What to work on -
Keep only the lines where "circle" appears.

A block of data
·····

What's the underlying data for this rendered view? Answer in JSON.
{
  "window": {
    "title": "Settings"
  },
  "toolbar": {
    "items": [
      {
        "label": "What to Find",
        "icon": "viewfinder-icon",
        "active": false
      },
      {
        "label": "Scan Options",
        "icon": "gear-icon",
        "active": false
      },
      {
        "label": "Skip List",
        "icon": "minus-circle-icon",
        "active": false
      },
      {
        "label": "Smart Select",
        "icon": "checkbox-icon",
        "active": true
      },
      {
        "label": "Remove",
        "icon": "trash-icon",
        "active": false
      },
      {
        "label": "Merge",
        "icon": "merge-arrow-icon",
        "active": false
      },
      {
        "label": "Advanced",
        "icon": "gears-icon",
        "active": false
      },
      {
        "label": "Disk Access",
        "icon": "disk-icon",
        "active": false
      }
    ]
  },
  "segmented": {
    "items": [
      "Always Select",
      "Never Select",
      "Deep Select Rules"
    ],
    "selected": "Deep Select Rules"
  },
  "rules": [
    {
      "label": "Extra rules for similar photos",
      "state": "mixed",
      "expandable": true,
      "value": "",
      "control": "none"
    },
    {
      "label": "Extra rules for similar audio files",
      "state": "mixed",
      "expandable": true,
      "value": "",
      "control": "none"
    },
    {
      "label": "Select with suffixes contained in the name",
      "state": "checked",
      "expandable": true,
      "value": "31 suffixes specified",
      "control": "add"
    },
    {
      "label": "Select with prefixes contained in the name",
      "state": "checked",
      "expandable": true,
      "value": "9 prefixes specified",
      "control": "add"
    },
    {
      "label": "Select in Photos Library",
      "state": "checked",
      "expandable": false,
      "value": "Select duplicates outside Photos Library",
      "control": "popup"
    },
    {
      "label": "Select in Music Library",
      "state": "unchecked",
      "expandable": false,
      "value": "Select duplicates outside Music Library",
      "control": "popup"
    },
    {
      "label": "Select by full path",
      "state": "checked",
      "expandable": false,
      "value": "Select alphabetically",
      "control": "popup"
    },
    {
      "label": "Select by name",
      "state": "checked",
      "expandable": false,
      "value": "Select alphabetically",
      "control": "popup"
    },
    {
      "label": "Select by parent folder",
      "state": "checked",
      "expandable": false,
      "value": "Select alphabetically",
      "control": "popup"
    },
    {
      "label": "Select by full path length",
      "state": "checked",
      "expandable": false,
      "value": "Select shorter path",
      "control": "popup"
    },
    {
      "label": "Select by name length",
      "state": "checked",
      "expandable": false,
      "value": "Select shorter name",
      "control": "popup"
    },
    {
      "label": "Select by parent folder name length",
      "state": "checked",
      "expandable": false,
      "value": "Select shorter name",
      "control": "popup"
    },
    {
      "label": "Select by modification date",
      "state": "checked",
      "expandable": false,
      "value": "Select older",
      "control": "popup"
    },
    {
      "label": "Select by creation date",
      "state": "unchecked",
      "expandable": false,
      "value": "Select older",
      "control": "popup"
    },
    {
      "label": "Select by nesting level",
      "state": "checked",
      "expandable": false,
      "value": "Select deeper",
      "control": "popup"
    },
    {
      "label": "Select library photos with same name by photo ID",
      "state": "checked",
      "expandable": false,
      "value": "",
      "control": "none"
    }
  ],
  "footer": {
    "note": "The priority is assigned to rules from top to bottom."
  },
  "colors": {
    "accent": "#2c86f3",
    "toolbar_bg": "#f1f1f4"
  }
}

·····

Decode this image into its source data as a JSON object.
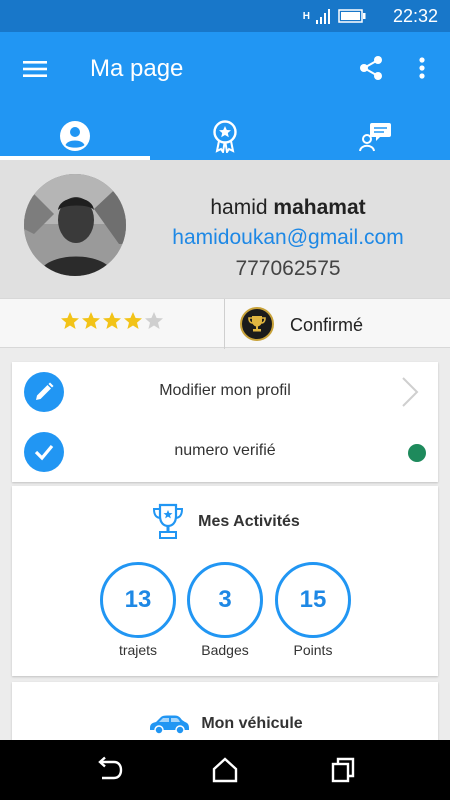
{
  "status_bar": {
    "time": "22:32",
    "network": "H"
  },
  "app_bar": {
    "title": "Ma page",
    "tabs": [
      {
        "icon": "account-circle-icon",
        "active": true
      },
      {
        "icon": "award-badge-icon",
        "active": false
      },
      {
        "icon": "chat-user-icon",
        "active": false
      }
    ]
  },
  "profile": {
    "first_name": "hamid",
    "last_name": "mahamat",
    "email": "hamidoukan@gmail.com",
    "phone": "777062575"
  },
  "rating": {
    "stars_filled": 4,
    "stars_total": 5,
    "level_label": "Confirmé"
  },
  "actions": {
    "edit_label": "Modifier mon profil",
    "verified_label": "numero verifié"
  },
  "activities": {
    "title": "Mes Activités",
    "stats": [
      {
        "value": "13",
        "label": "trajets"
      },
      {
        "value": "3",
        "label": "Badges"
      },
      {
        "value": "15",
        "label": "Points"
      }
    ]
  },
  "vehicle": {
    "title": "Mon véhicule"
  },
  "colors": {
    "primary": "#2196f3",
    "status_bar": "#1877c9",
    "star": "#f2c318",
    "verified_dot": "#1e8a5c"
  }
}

·····

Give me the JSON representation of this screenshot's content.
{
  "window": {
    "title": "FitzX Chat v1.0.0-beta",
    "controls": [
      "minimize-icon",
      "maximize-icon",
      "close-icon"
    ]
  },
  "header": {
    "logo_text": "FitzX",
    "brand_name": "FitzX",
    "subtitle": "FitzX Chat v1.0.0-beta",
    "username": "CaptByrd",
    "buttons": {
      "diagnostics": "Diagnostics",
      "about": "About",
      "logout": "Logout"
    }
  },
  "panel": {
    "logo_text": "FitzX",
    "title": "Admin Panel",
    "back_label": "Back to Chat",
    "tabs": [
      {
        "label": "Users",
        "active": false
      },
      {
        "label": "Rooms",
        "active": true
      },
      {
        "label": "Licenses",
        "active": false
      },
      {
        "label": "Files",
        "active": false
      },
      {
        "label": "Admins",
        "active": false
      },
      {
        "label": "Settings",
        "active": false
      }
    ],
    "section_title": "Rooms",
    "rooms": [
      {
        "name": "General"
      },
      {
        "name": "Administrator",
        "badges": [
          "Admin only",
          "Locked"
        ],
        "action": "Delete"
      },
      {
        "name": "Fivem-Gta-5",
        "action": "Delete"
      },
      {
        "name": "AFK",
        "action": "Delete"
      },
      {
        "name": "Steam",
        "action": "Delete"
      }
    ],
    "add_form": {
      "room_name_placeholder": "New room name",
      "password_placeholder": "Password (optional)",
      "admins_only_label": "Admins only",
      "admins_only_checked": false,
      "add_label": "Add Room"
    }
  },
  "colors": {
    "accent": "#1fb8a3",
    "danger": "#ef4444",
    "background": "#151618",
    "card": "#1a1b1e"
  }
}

·····

Task answer -
        "icon": "minus-circle-icon",
        "icon": "account-circle-icon",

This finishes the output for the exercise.